ENTRIES PROVIDED:
..............................

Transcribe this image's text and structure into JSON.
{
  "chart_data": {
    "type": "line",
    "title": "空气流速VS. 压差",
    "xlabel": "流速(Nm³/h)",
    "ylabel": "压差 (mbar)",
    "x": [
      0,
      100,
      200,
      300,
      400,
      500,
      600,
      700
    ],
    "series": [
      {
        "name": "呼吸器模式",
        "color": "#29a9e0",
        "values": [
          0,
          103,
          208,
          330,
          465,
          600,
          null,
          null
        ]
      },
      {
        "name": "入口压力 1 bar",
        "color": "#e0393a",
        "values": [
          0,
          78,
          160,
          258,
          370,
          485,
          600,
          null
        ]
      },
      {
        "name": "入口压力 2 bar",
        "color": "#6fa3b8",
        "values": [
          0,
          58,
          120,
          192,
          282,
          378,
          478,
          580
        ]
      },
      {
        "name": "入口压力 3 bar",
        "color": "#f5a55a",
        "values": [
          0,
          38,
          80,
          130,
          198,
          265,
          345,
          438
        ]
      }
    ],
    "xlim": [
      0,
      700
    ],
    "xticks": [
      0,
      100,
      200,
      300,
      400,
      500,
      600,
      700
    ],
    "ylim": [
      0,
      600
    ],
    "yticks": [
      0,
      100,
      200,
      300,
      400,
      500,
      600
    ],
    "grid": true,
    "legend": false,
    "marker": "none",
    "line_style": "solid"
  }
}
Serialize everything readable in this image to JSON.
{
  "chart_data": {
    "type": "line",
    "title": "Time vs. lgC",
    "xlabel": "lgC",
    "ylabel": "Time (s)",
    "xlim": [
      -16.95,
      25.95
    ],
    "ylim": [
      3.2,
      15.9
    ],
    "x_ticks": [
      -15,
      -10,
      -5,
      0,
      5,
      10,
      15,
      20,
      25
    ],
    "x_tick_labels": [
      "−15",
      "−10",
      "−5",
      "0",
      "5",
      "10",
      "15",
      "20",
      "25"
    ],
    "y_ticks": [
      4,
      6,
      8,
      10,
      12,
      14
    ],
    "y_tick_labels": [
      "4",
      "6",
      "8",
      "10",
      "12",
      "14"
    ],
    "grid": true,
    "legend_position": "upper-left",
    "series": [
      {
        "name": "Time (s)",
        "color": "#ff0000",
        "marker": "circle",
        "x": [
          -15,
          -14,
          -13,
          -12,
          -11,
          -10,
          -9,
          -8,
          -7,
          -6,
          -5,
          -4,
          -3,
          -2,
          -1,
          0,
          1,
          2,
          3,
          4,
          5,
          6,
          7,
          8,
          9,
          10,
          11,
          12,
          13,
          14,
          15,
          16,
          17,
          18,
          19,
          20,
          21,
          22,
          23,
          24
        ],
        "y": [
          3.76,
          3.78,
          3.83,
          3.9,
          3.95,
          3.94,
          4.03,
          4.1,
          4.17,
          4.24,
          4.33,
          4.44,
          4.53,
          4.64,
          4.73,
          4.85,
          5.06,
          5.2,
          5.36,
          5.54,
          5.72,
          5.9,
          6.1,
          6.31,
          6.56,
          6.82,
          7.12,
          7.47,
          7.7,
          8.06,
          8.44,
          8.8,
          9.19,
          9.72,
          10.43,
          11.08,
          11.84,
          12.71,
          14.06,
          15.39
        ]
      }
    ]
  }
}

..............................

EXERCISE:
Where a line in the material contains "name", copy that line.

SOLUTION TO THE PROBLEM:
        "name": "呼吸器模式",
        "name": "入口压力 1 bar",
        "name": "入口压力 2 bar",
        "name": "入口压力 3 bar",
        "name": "Time (s)",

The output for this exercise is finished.